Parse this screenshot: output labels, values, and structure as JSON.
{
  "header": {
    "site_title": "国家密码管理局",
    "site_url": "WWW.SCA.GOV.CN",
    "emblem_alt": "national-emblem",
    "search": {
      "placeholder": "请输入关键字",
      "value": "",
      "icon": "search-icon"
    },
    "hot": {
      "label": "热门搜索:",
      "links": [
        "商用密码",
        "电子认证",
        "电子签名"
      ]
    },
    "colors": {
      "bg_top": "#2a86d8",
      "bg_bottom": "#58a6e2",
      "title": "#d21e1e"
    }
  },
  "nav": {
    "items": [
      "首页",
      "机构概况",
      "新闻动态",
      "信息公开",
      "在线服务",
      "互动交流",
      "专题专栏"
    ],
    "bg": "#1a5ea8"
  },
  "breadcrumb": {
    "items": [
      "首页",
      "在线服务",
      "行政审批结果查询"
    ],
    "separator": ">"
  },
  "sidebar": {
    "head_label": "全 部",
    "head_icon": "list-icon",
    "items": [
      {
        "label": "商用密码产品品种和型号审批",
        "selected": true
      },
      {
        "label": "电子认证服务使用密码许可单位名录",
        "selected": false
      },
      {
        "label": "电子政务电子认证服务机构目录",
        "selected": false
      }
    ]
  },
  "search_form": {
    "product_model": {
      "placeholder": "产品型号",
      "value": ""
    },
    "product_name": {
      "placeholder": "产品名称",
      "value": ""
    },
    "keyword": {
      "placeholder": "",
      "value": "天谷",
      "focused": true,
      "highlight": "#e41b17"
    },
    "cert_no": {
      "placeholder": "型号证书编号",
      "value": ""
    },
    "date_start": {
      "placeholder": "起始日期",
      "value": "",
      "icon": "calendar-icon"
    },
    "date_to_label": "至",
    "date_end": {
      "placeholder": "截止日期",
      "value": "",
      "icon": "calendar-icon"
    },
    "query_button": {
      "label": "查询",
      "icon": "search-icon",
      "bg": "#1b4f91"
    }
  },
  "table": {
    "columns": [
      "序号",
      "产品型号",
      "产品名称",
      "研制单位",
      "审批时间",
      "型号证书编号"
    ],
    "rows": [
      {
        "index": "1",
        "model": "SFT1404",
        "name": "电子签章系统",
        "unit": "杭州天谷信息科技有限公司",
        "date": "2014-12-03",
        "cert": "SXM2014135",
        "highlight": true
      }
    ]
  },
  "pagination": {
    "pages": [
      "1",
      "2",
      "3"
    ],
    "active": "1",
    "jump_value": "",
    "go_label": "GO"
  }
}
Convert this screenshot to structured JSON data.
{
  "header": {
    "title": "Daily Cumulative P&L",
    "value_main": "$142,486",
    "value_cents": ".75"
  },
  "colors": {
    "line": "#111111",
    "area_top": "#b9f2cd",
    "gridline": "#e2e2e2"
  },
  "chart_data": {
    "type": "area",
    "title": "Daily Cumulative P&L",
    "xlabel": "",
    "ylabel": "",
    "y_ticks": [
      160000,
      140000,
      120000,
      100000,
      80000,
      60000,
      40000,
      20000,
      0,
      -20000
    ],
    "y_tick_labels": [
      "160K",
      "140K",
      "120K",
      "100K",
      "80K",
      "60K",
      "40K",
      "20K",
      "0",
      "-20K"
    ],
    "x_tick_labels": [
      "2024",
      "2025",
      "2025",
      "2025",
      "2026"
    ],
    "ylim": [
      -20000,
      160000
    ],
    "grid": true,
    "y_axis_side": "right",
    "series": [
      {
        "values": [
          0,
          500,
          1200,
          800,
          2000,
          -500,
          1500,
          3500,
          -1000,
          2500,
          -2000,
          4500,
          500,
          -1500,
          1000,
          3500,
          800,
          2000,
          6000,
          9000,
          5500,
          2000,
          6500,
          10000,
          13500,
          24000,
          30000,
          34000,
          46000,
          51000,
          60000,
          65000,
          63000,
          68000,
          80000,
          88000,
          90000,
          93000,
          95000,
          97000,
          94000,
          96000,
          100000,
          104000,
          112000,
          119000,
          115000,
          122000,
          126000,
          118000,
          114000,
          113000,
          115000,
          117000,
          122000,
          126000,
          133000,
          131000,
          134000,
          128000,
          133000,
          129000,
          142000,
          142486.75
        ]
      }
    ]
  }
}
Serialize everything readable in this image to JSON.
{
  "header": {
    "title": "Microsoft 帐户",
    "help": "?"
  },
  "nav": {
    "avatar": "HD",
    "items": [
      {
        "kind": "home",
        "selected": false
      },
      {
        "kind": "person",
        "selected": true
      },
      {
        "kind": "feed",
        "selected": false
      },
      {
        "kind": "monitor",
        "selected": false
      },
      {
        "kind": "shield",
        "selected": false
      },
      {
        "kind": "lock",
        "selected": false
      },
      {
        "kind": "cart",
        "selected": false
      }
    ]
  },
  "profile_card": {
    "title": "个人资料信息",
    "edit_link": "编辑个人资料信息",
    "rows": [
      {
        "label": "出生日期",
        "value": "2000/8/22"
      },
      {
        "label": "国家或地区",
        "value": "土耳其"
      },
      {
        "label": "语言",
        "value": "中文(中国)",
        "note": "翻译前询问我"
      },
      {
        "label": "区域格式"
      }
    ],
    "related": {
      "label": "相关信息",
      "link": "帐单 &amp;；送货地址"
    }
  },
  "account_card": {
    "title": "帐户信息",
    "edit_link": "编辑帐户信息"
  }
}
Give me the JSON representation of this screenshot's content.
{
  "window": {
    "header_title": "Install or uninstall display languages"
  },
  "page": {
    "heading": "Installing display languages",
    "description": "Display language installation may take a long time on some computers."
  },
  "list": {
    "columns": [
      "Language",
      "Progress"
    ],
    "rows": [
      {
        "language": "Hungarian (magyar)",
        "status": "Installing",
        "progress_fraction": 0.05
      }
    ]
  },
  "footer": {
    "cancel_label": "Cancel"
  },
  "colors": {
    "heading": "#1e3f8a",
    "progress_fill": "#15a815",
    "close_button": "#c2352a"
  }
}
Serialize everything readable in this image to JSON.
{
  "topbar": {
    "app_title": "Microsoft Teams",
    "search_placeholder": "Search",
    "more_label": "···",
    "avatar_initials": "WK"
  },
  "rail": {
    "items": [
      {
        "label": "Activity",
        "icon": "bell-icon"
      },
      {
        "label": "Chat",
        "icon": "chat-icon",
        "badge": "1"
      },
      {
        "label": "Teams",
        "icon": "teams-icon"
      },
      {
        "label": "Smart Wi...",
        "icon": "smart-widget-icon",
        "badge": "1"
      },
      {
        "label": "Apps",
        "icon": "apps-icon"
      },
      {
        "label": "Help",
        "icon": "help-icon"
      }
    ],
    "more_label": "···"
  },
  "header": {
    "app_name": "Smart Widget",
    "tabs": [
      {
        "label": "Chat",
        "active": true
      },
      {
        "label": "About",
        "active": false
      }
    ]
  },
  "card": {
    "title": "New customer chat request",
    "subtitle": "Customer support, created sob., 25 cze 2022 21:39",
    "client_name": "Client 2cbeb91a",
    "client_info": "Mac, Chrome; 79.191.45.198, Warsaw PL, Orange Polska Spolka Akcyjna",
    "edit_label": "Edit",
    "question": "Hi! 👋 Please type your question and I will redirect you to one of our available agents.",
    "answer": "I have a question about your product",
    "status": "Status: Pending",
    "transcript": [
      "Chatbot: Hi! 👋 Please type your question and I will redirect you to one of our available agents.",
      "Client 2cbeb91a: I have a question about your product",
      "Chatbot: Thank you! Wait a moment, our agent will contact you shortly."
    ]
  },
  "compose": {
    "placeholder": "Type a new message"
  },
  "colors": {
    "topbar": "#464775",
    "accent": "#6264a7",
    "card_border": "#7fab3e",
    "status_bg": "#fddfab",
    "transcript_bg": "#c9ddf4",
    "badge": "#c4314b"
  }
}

§

In full and verbatim, repeat the records given above.

Parse this screenshot: output labels, values, and structure as JSON.
{
  "header": {
    "site_title": "国家密码管理局",
    "site_url": "WWW.SCA.GOV.CN",
    "emblem_alt": "national-emblem",
    "search": {
      "placeholder": "请输入关键字",
      "value": "",
      "icon": "search-icon"
    },
    "hot": {
      "label": "热门搜索:",
      "links": [
        "商用密码",
        "电子认证",
        "电子签名"
      ]
    },
    "colors": {
      "bg_top": "#2a86d8",
      "bg_bottom": "#58a6e2",
      "title": "#d21e1e"
    }
  },
  "nav": {
    "items": [
      "首页",
      "机构概况",
      "新闻动态",
      "信息公开",
      "在线服务",
      "互动交流",
      "专题专栏"
    ],
    "bg": "#1a5ea8"
  },
  "breadcrumb": {
    "items": [
      "首页",
      "在线服务",
      "行政审批结果查询"
    ],
    "separator": ">"
  },
  "sidebar": {
    "head_label": "全 部",
    "head_icon": "list-icon",
    "items": [
      {
        "label": "商用密码产品品种和型号审批",
        "selected": true
      },
      {
        "label": "电子认证服务使用密码许可单位名录",
        "selected": false
      },
      {
        "label": "电子政务电子认证服务机构目录",
        "selected": false
      }
    ]
  },
  "search_form": {
    "product_model": {
      "placeholder": "产品型号",
      "value": ""
    },
    "product_name": {
      "placeholder": "产品名称",
      "value": ""
    },
    "keyword": {
      "placeholder": "",
      "value": "天谷",
      "focused": true,
      "highlight": "#e41b17"
    },
    "cert_no": {
      "placeholder": "型号证书编号",
      "value": ""
    },
    "date_start": {
      "placeholder": "起始日期",
      "value": "",
      "icon": "calendar-icon"
    },
    "date_to_label": "至",
    "date_end": {
      "placeholder": "截止日期",
      "value": "",
      "icon": "calendar-icon"
    },
    "query_button": {
      "label": "查询",
      "icon": "search-icon",
      "bg": "#1b4f91"
    }
  },
  "table": {
    "columns": [
      "序号",
      "产品型号",
      "产品名称",
      "研制单位",
      "审批时间",
      "型号证书编号"
    ],
    "rows": [
      {
        "index": "1",
        "model": "SFT1404",
        "name": "电子签章系统",
        "unit": "杭州天谷信息科技有限公司",
        "date": "2014-12-03",
        "cert": "SXM2014135",
        "highlight": true
      }
    ]
  },
  "pagination": {
    "pages": [
      "1",
      "2",
      "3"
    ],
    "active": "1",
    "jump_value": "",
    "go_label": "GO"
  }
}
Convert this screenshot to structured JSON data.
{
  "header": {
    "title": "Daily Cumulative P&L",
    "value_main": "$142,486",
    "value_cents": ".75"
  },
  "colors": {
    "line": "#111111",
    "area_top": "#b9f2cd",
    "gridline": "#e2e2e2"
  },
  "chart_data": {
    "type": "area",
    "title": "Daily Cumulative P&L",
    "xlabel": "",
    "ylabel": "",
    "y_ticks": [
      160000,
      140000,
      120000,
      100000,
      80000,
      60000,
      40000,
      20000,
      0,
      -20000
    ],
    "y_tick_labels": [
      "160K",
      "140K",
      "120K",
      "100K",
      "80K",
      "60K",
      "40K",
      "20K",
      "0",
      "-20K"
    ],
    "x_tick_labels": [
      "2024",
      "2025",
      "2025",
      "2025",
      "2026"
    ],
    "ylim": [
      -20000,
      160000
    ],
    "grid": true,
    "y_axis_side": "right",
    "series": [
      {
        "values": [
          0,
          500,
          1200,
          800,
          2000,
          -500,
          1500,
          3500,
          -1000,
          2500,
          -2000,
          4500,
          500,
          -1500,
          1000,
          3500,
          800,
          2000,
          6000,
          9000,
          5500,
          2000,
          6500,
          10000,
          13500,
          24000,
          30000,
          34000,
          46000,
          51000,
          60000,
          65000,
          63000,
          68000,
          80000,
          88000,
          90000,
          93000,
          95000,
          97000,
          94000,
          96000,
          100000,
          104000,
          112000,
          119000,
          115000,
          122000,
          126000,
          118000,
          114000,
          113000,
          115000,
          117000,
          122000,
          126000,
          133000,
          131000,
          134000,
          128000,
          133000,
          129000,
          142000,
          142486.75
        ]
      }
    ]
  }
}
Serialize everything readable in this image to JSON.
{
  "header": {
    "title": "Microsoft 帐户",
    "help": "?"
  },
  "nav": {
    "avatar": "HD",
    "items": [
      {
        "kind": "home",
        "selected": false
      },
      {
        "kind": "person",
        "selected": true
      },
      {
        "kind": "feed",
        "selected": false
      },
      {
        "kind": "monitor",
        "selected": false
      },
      {
        "kind": "shield",
        "selected": false
      },
      {
        "kind": "lock",
        "selected": false
      },
      {
        "kind": "cart",
        "selected": false
      }
    ]
  },
  "profile_card": {
    "title": "个人资料信息",
    "edit_link": "编辑个人资料信息",
    "rows": [
      {
        "label": "出生日期",
        "value": "2000/8/22"
      },
      {
        "label": "国家或地区",
        "value": "土耳其"
      },
      {
        "label": "语言",
        "value": "中文(中国)",
        "note": "翻译前询问我"
      },
      {
        "label": "区域格式"
      }
    ],
    "related": {
      "label": "相关信息",
      "link": "帐单 &amp;；送货地址"
    }
  },
  "account_card": {
    "title": "帐户信息",
    "edit_link": "编辑帐户信息"
  }
}
Give me the JSON representation of this screenshot's content.
{
  "window": {
    "header_title": "Install or uninstall display languages"
  },
  "page": {
    "heading": "Installing display languages",
    "description": "Display language installation may take a long time on some computers."
  },
  "list": {
    "columns": [
      "Language",
      "Progress"
    ],
    "rows": [
      {
        "language": "Hungarian (magyar)",
        "status": "Installing",
        "progress_fraction": 0.05
      }
    ]
  },
  "footer": {
    "cancel_label": "Cancel"
  },
  "colors": {
    "heading": "#1e3f8a",
    "progress_fill": "#15a815",
    "close_button": "#c2352a"
  }
}
Serialize everything readable in this image to JSON.
{
  "topbar": {
    "app_title": "Microsoft Teams",
    "search_placeholder": "Search",
    "more_label": "···",
    "avatar_initials": "WK"
  },
  "rail": {
    "items": [
      {
        "label": "Activity",
        "icon": "bell-icon"
      },
      {
        "label": "Chat",
        "icon": "chat-icon",
        "badge": "1"
      },
      {
        "label": "Teams",
        "icon": "teams-icon"
      },
      {
        "label": "Smart Wi...",
        "icon": "smart-widget-icon",
        "badge": "1"
      },
      {
        "label": "Apps",
        "icon": "apps-icon"
      },
      {
        "label": "Help",
        "icon": "help-icon"
      }
    ],
    "more_label": "···"
  },
  "header": {
    "app_name": "Smart Widget",
    "tabs": [
      {
        "label": "Chat",
        "active": true
      },
      {
        "label": "About",
        "active": false
      }
    ]
  },
  "card": {
    "title": "New customer chat request",
    "subtitle": "Customer support, created sob., 25 cze 2022 21:39",
    "client_name": "Client 2cbeb91a",
    "client_info": "Mac, Chrome; 79.191.45.198, Warsaw PL, Orange Polska Spolka Akcyjna",
    "edit_label": "Edit",
    "question": "Hi! 👋 Please type your question and I will redirect you to one of our available agents.",
    "answer": "I have a question about your product",
    "status": "Status: Pending",
    "transcript": [
      "Chatbot: Hi! 👋 Please type your question and I will redirect you to one of our available agents.",
      "Client 2cbeb91a: I have a question about your product",
      "Chatbot: Thank you! Wait a moment, our agent will contact you shortly."
    ]
  },
  "compose": {
    "placeholder": "Type a new message"
  },
  "colors": {
    "topbar": "#464775",
    "accent": "#6264a7",
    "card_border": "#7fab3e",
    "status_bg": "#fddfab",
    "transcript_bg": "#c9ddf4",
    "badge": "#c4314b"
  }
}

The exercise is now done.